The request -
Tally the lines that contain "likes" and report the total alone.

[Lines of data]
** start **
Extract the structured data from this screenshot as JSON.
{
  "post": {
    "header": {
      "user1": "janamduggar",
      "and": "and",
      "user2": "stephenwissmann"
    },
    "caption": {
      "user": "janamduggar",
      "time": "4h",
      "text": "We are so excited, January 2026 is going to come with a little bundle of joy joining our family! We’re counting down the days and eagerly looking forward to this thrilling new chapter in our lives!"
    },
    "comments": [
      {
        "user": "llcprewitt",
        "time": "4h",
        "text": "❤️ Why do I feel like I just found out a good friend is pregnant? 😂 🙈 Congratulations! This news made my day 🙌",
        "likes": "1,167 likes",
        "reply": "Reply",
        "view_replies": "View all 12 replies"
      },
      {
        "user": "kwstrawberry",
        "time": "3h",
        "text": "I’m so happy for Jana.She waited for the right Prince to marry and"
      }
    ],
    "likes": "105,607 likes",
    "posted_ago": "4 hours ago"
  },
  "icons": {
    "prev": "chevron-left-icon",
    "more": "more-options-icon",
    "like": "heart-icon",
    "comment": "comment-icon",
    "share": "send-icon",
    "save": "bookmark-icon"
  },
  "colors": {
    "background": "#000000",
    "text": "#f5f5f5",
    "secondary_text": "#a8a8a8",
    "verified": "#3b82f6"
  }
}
** end **
Exercise result -
2